Exercise objective:
Restate the full listing word for word and leave the pictures out.

─── Data shown ───

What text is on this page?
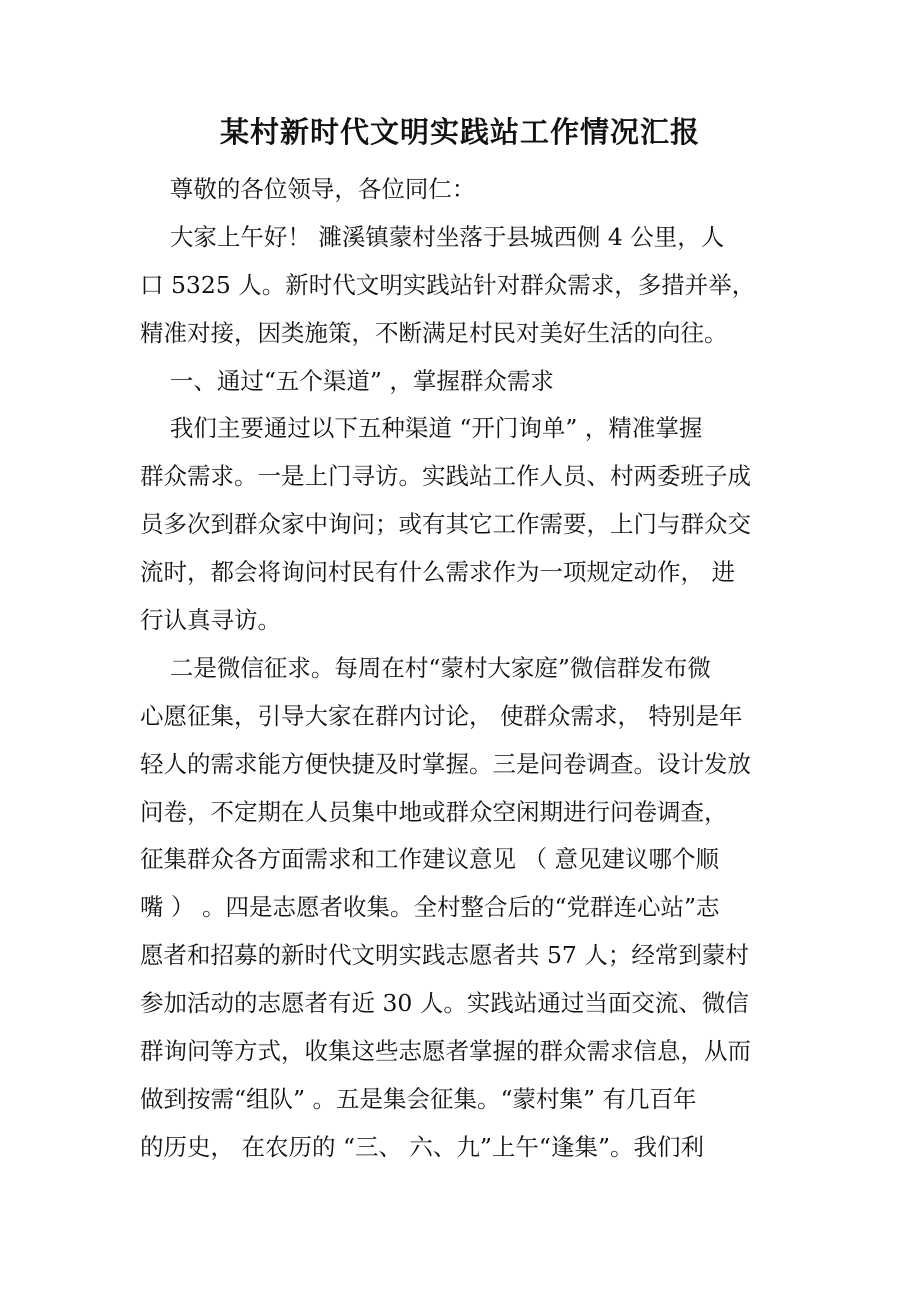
某村新时代文明实践站工作情况汇报
尊敬的各位领导，各位同仁：
大家上午好！ 濉溪镇蒙村坐落于县城西侧 4 公里，人
口 5325 人。新时代文明实践站针对群众需求，多措并举，
精准对接，因类施策，不断满足村民对美好生活的向往。
一、通过“五个渠道” ，掌握群众需求
我们主要通过以下五种渠道 “开门询单” ，精准掌握
群众需求。一是上门寻访。实践站工作人员、村两委班子成
员多次到群众家中询问；或有其它工作需要，上门与群众交
流时，都会将询问村民有什么需求作为一项规定动作， 进
行认真寻访。
二是微信征求。每周在村“蒙村大家庭”微信群发布微
心愿征集，引导大家在群内讨论， 使群众需求， 特别是年
轻人的需求能方便快捷及时掌握。三是问卷调查。设计发放
问卷，不定期在人员集中地或群众空闲期进行问卷调查，
征集群众各方面需求和工作建议意见 （ 意见建议哪个顺
嘴 ） 。四是志愿者收集。全村整合后的“党群连心站”志
愿者和招募的新时代文明实践志愿者共 57 人；经常到蒙村
参加活动的志愿者有近 30 人。实践站通过当面交流、微信
群询问等方式，收集这些志愿者掌握的群众需求信息，从而
做到按需“组队” 。五是集会征集。“蒙村集” 有几百年
的历史， 在农历的 “三、 六、九”上午“逢集”。我们利
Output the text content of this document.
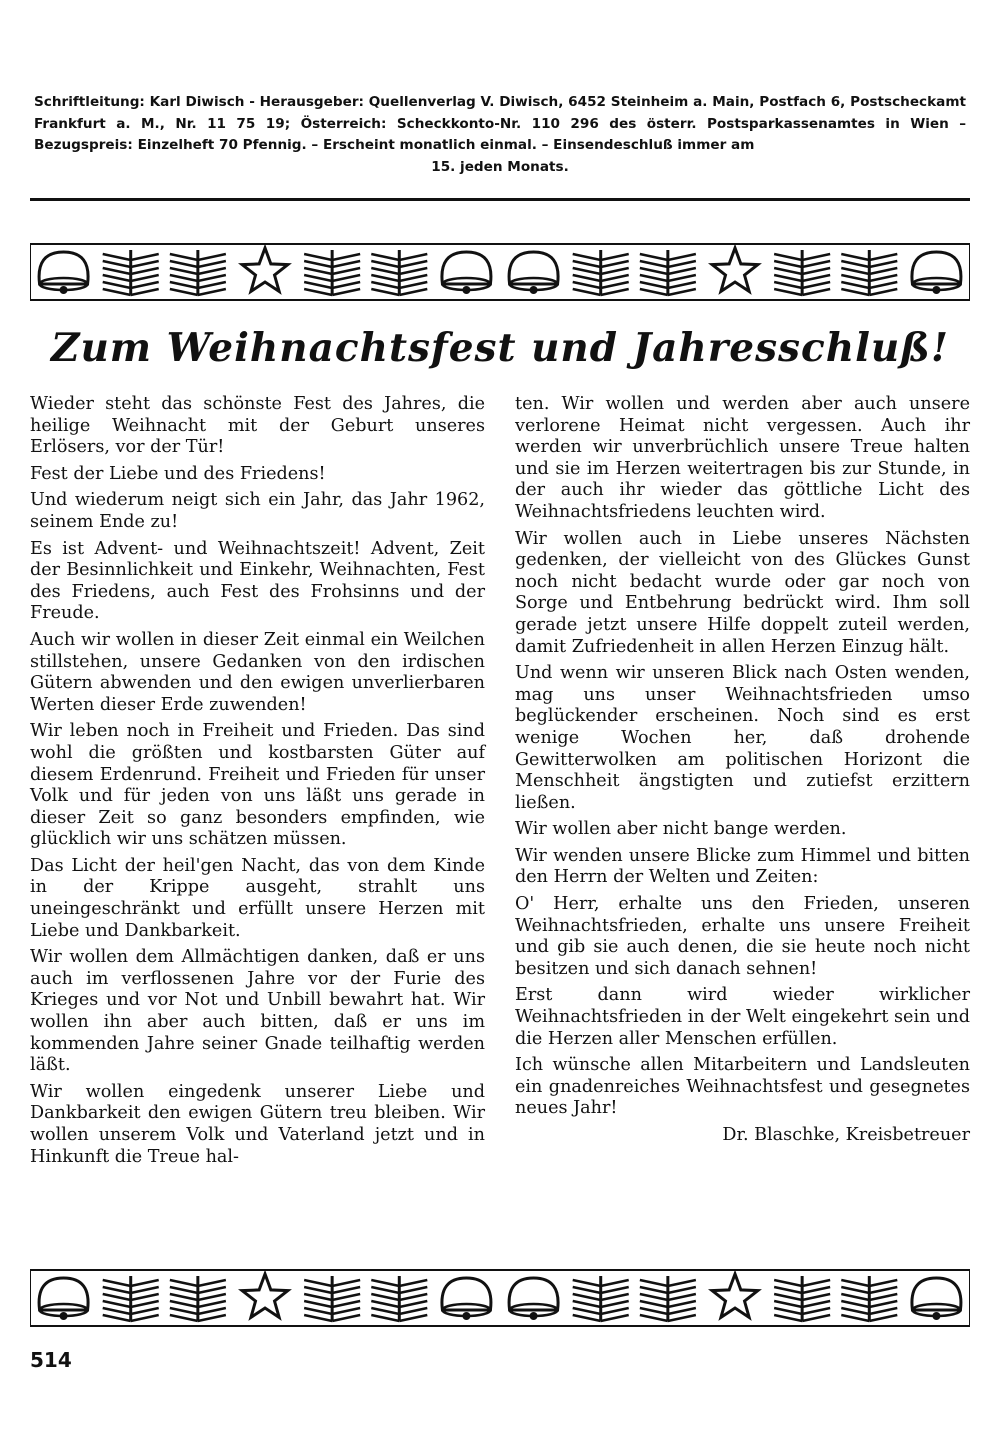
Schriftleitung: Karl Diwisch - Herausgeber: Quellenverlag V. Diwisch, 6452 Steinheim a. Main, Postfach 6, Postscheckamt Frankfurt a. M., Nr. 11 75 19; Österreich: Scheckkonto-Nr. 110 296 des österr. Postsparkassenamtes in Wien – Bezugspreis: Einzelheft 70 Pfennig. – Erscheint monatlich einmal. – Einsendeschluß immer am
15. jeden Monats.
Zum Weihnachtsfest und Jahresschluß!

Wieder steht das schönste Fest des Jahres, die heilige Weihnacht mit der Geburt unseres Erlösers, vor der Tür!

Fest der Liebe und des Friedens!

Und wiederum neigt sich ein Jahr, das Jahr 1962, seinem Ende zu!

Es ist Advent- und Weihnachtszeit! Advent, Zeit der Besinnlichkeit und Einkehr, Weihnachten, Fest des Friedens, auch Fest des Frohsinns und der Freude.

Auch wir wollen in dieser Zeit einmal ein Weilchen stillstehen, unsere Gedanken von den irdischen Gütern abwenden und den ewigen unverlierbaren Werten dieser Erde zuwenden!

Wir leben noch in Freiheit und Frieden. Das sind wohl die größten und kostbarsten Güter auf diesem Erdenrund. Freiheit und Frieden für unser Volk und für jeden von uns läßt uns gerade in dieser Zeit so ganz besonders empfinden, wie glücklich wir uns schätzen müssen.

Das Licht der heil'gen Nacht, das von dem Kinde in der Krippe ausgeht, strahlt uns uneingeschränkt und erfüllt unsere Herzen mit Liebe und Dankbarkeit.

Wir wollen dem Allmächtigen danken, daß er uns auch im verflossenen Jahre vor der Furie des Krieges und vor Not und Unbill bewahrt hat. Wir wollen ihn aber auch bitten, daß er uns im kommenden Jahre seiner Gnade teilhaftig werden läßt.

Wir wollen eingedenk unserer Liebe und Dankbarkeit den ewigen Gütern treu bleiben. Wir wollen unserem Volk und Vaterland jetzt und in Hinkunft die Treue hal-

ten. Wir wollen und werden aber auch unsere verlorene Heimat nicht vergessen. Auch ihr werden wir unverbrüchlich unsere Treue halten und sie im Herzen weitertragen bis zur Stunde, in der auch ihr wieder das göttliche Licht des Weihnachtsfriedens leuchten wird.

Wir wollen auch in Liebe unseres Nächsten gedenken, der vielleicht von des Glückes Gunst noch nicht bedacht wurde oder gar noch von Sorge und Entbehrung bedrückt wird. Ihm soll gerade jetzt unsere Hilfe doppelt zuteil werden, damit Zufriedenheit in allen Herzen Einzug hält.

Und wenn wir unseren Blick nach Osten wenden, mag uns unser Weihnachtsfrieden umso beglückender erscheinen. Noch sind es erst wenige Wochen her, daß drohende Gewitterwolken am politischen Horizont die Menschheit ängstigten und zutiefst erzittern ließen.

Wir wollen aber nicht bange werden.

Wir wenden unsere Blicke zum Himmel und bitten den Herrn der Welten und Zeiten:

O' Herr, erhalte uns den Frieden, unseren Weihnachtsfrieden, erhalte uns unsere Freiheit und gib sie auch denen, die sie heute noch nicht besitzen und sich danach sehnen!

Erst dann wird wieder wirklicher Weihnachtsfrieden in der Welt eingekehrt sein und die Herzen aller Menschen erfüllen.

Ich wünsche allen Mitarbeitern und Landsleuten ein gnadenreiches Weihnachtsfest und gesegnetes neues Jahr!

Dr. Blaschke, Kreisbetreuer

514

───

Result:
What text is on this page?
某村新时代文明实践站工作情况汇报
尊敬的各位领导，各位同仁：
大家上午好！ 濉溪镇蒙村坐落于县城西侧 4 公里，人
口 5325 人。新时代文明实践站针对群众需求，多措并举，
精准对接，因类施策，不断满足村民对美好生活的向往。
一、通过“五个渠道” ，掌握群众需求
我们主要通过以下五种渠道 “开门询单” ，精准掌握
群众需求。一是上门寻访。实践站工作人员、村两委班子成
员多次到群众家中询问；或有其它工作需要，上门与群众交
流时，都会将询问村民有什么需求作为一项规定动作， 进
行认真寻访。
二是微信征求。每周在村“蒙村大家庭”微信群发布微
心愿征集，引导大家在群内讨论， 使群众需求， 特别是年
轻人的需求能方便快捷及时掌握。三是问卷调查。设计发放
问卷，不定期在人员集中地或群众空闲期进行问卷调查，
征集群众各方面需求和工作建议意见 （ 意见建议哪个顺
嘴 ） 。四是志愿者收集。全村整合后的“党群连心站”志
愿者和招募的新时代文明实践志愿者共 57 人；经常到蒙村
参加活动的志愿者有近 30 人。实践站通过当面交流、微信
群询问等方式，收集这些志愿者掌握的群众需求信息，从而
做到按需“组队” 。五是集会征集。“蒙村集” 有几百年
的历史， 在农历的 “三、 六、九”上午“逢集”。我们利
Output the text content of this document.
Schriftleitung: Karl Diwisch - Herausgeber: Quellenverlag V. Diwisch, 6452 Steinheim a. Main, Postfach 6, Postscheckamt Frankfurt a. M., Nr. 11 75 19; Österreich: Scheckkonto-Nr. 110 296 des österr. Postsparkassenamtes in Wien – Bezugspreis: Einzelheft 70 Pfennig. – Erscheint monatlich einmal. – Einsendeschluß immer am
15. jeden Monats.
Zum Weihnachtsfest und Jahresschluß!

Wieder steht das schönste Fest des Jahres, die heilige Weihnacht mit der Geburt unseres Erlösers, vor der Tür!

Fest der Liebe und des Friedens!

Und wiederum neigt sich ein Jahr, das Jahr 1962, seinem Ende zu!

Es ist Advent- und Weihnachtszeit! Advent, Zeit der Besinnlichkeit und Einkehr, Weihnachten, Fest des Friedens, auch Fest des Frohsinns und der Freude.

Auch wir wollen in dieser Zeit einmal ein Weilchen stillstehen, unsere Gedanken von den irdischen Gütern abwenden und den ewigen unverlierbaren Werten dieser Erde zuwenden!

Wir leben noch in Freiheit und Frieden. Das sind wohl die größten und kostbarsten Güter auf diesem Erdenrund. Freiheit und Frieden für unser Volk und für jeden von uns läßt uns gerade in dieser Zeit so ganz besonders empfinden, wie glücklich wir uns schätzen müssen.

Das Licht der heil'gen Nacht, das von dem Kinde in der Krippe ausgeht, strahlt uns uneingeschränkt und erfüllt unsere Herzen mit Liebe und Dankbarkeit.

Wir wollen dem Allmächtigen danken, daß er uns auch im verflossenen Jahre vor der Furie des Krieges und vor Not und Unbill bewahrt hat. Wir wollen ihn aber auch bitten, daß er uns im kommenden Jahre seiner Gnade teilhaftig werden läßt.

Wir wollen eingedenk unserer Liebe und Dankbarkeit den ewigen Gütern treu bleiben. Wir wollen unserem Volk und Vaterland jetzt und in Hinkunft die Treue hal-

ten. Wir wollen und werden aber auch unsere verlorene Heimat nicht vergessen. Auch ihr werden wir unverbrüchlich unsere Treue halten und sie im Herzen weitertragen bis zur Stunde, in der auch ihr wieder das göttliche Licht des Weihnachtsfriedens leuchten wird.

Wir wollen auch in Liebe unseres Nächsten gedenken, der vielleicht von des Glückes Gunst noch nicht bedacht wurde oder gar noch von Sorge und Entbehrung bedrückt wird. Ihm soll gerade jetzt unsere Hilfe doppelt zuteil werden, damit Zufriedenheit in allen Herzen Einzug hält.

Und wenn wir unseren Blick nach Osten wenden, mag uns unser Weihnachtsfrieden umso beglückender erscheinen. Noch sind es erst wenige Wochen her, daß drohende Gewitterwolken am politischen Horizont die Menschheit ängstigten und zutiefst erzittern ließen.

Wir wollen aber nicht bange werden.

Wir wenden unsere Blicke zum Himmel und bitten den Herrn der Welten und Zeiten:

O' Herr, erhalte uns den Frieden, unseren Weihnachtsfrieden, erhalte uns unsere Freiheit und gib sie auch denen, die sie heute noch nicht besitzen und sich danach sehnen!

Erst dann wird wieder wirklicher Weihnachtsfrieden in der Welt eingekehrt sein und die Herzen aller Menschen erfüllen.

Ich wünsche allen Mitarbeitern und Landsleuten ein gnadenreiches Weihnachtsfest und gesegnetes neues Jahr!

Dr. Blaschke, Kreisbetreuer

514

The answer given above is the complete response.